■ THE PROBLEM: Copy every entry below word for word, leaving out the pictures.
═══ DATASET RECORDS
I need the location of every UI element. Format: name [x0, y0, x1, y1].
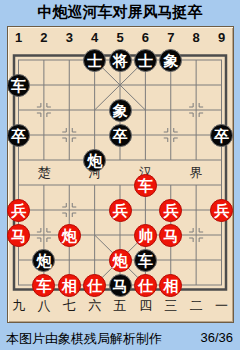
- piece-red-相: 相: [58, 274, 81, 297]
- top-file-label: 1: [10, 30, 28, 45]
- bottom-file-label: 八: [35, 297, 53, 315]
- piece-black-炮: 炮: [32, 249, 55, 272]
- piece-red-炮: 炮: [58, 224, 81, 247]
- top-file-label: 3: [60, 30, 78, 45]
- piece-black-象: 象: [159, 49, 182, 72]
- frame-counter: 36/36: [200, 330, 233, 345]
- river-text: 楚: [35, 164, 53, 182]
- piece-red-车: 车: [32, 274, 55, 297]
- diagram-title: 中炮巡河车对屏风马挺卒: [0, 3, 240, 22]
- bottom-file-label: 六: [86, 297, 104, 315]
- piece-red-兵: 兵: [159, 199, 182, 222]
- piece-black-卒: 卒: [109, 124, 132, 147]
- top-file-label: 5: [111, 30, 129, 45]
- piece-black-马: 马: [109, 274, 132, 297]
- piece-red-兵: 兵: [7, 199, 30, 222]
- bottom-file-label: 九: [10, 297, 28, 315]
- bottom-file-label: 三: [162, 297, 180, 315]
- piece-red-相: 相: [159, 274, 182, 297]
- river-text: 界: [187, 164, 205, 182]
- top-file-label: 7: [162, 30, 180, 45]
- piece-red-兵: 兵: [109, 199, 132, 222]
- top-file-label: 9: [213, 30, 231, 45]
- credit-text: 本图片由象棋残局解析制作: [6, 330, 162, 348]
- bottom-file-label: 二: [187, 297, 205, 315]
- board-panel: 123456789九八七六五四三二一楚河汉界士将士象车象卒卒卒炮车兵兵兵兵马炮帅…: [8, 27, 233, 322]
- piece-black-卒: 卒: [210, 124, 233, 147]
- piece-black-炮: 炮: [83, 149, 106, 172]
- top-file-label: 2: [35, 30, 53, 45]
- piece-red-车: 车: [134, 174, 157, 197]
- piece-red-炮: 炮: [109, 249, 132, 272]
- piece-red-马: 马: [7, 224, 30, 247]
- piece-red-仕: 仕: [83, 274, 106, 297]
- top-file-label: 6: [136, 30, 154, 45]
- piece-red-帅: 帅: [134, 224, 157, 247]
- bottom-file-label: 四: [136, 297, 154, 315]
- top-file-label: 8: [187, 30, 205, 45]
- piece-red-兵: 兵: [210, 199, 233, 222]
- piece-black-车: 车: [134, 249, 157, 272]
- piece-black-卒: 卒: [7, 124, 30, 147]
- piece-red-马: 马: [159, 224, 182, 247]
- top-file-label: 4: [86, 30, 104, 45]
- piece-black-车: 车: [7, 74, 30, 97]
- piece-black-士: 士: [83, 49, 106, 72]
- bottom-file-label: 一: [213, 297, 231, 315]
- bottom-file-label: 七: [60, 297, 78, 315]
- piece-black-将: 将: [109, 49, 132, 72]
- bottom-file-label: 五: [111, 297, 129, 315]
- piece-black-士: 士: [134, 49, 157, 72]
- piece-red-仕: 仕: [134, 274, 157, 297]
- xiangqi-board: 123456789九八七六五四三二一楚河汉界士将士象车象卒卒卒炮车兵兵兵兵马炮帅…: [8, 27, 233, 322]
- piece-black-象: 象: [109, 99, 132, 122]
══════
■ THE REPLY:
I need the location of every UI element. Format: name [x0, y0, x1, y1].
- piece-red-相: 相: [58, 274, 81, 297]
- top-file-label: 1: [10, 30, 28, 45]
- bottom-file-label: 八: [35, 297, 53, 315]
- piece-black-炮: 炮: [32, 249, 55, 272]
- piece-red-炮: 炮: [58, 224, 81, 247]
- top-file-label: 3: [60, 30, 78, 45]
- piece-black-象: 象: [159, 49, 182, 72]
- frame-counter: 36/36: [200, 330, 233, 345]
- river-text: 楚: [35, 164, 53, 182]
- piece-red-车: 车: [32, 274, 55, 297]
- diagram-title: 中炮巡河车对屏风马挺卒: [0, 3, 240, 22]
- bottom-file-label: 六: [86, 297, 104, 315]
- piece-red-兵: 兵: [159, 199, 182, 222]
- piece-black-卒: 卒: [109, 124, 132, 147]
- top-file-label: 5: [111, 30, 129, 45]
- piece-black-马: 马: [109, 274, 132, 297]
- piece-red-兵: 兵: [7, 199, 30, 222]
- bottom-file-label: 九: [10, 297, 28, 315]
- bottom-file-label: 三: [162, 297, 180, 315]
- piece-red-相: 相: [159, 274, 182, 297]
- river-text: 界: [187, 164, 205, 182]
- top-file-label: 7: [162, 30, 180, 45]
- piece-red-兵: 兵: [109, 199, 132, 222]
- top-file-label: 9: [213, 30, 231, 45]
- credit-text: 本图片由象棋残局解析制作: [6, 330, 162, 348]
- bottom-file-label: 二: [187, 297, 205, 315]
- board-panel: 123456789九八七六五四三二一楚河汉界士将士象车象卒卒卒炮车兵兵兵兵马炮帅…: [8, 27, 233, 322]
- piece-black-卒: 卒: [210, 124, 233, 147]
- piece-black-炮: 炮: [83, 149, 106, 172]
- top-file-label: 2: [35, 30, 53, 45]
- piece-red-车: 车: [134, 174, 157, 197]
- piece-red-炮: 炮: [109, 249, 132, 272]
- piece-red-马: 马: [7, 224, 30, 247]
- piece-red-仕: 仕: [83, 274, 106, 297]
- top-file-label: 6: [136, 30, 154, 45]
- piece-red-帅: 帅: [134, 224, 157, 247]
- bottom-file-label: 四: [136, 297, 154, 315]
- top-file-label: 8: [187, 30, 205, 45]
- piece-red-兵: 兵: [210, 199, 233, 222]
- piece-black-车: 车: [134, 249, 157, 272]
- piece-black-卒: 卒: [7, 124, 30, 147]
- piece-red-马: 马: [159, 224, 182, 247]
- top-file-label: 4: [86, 30, 104, 45]
- piece-black-车: 车: [7, 74, 30, 97]
- piece-black-士: 士: [83, 49, 106, 72]
- bottom-file-label: 一: [213, 297, 231, 315]
- bottom-file-label: 七: [60, 297, 78, 315]
- piece-black-将: 将: [109, 49, 132, 72]
- bottom-file-label: 五: [111, 297, 129, 315]
- piece-black-士: 士: [134, 49, 157, 72]
- piece-red-仕: 仕: [134, 274, 157, 297]
- xiangqi-board: 123456789九八七六五四三二一楚河汉界士将士象车象卒卒卒炮车兵兵兵兵马炮帅…: [8, 27, 233, 322]
- piece-black-象: 象: [109, 99, 132, 122]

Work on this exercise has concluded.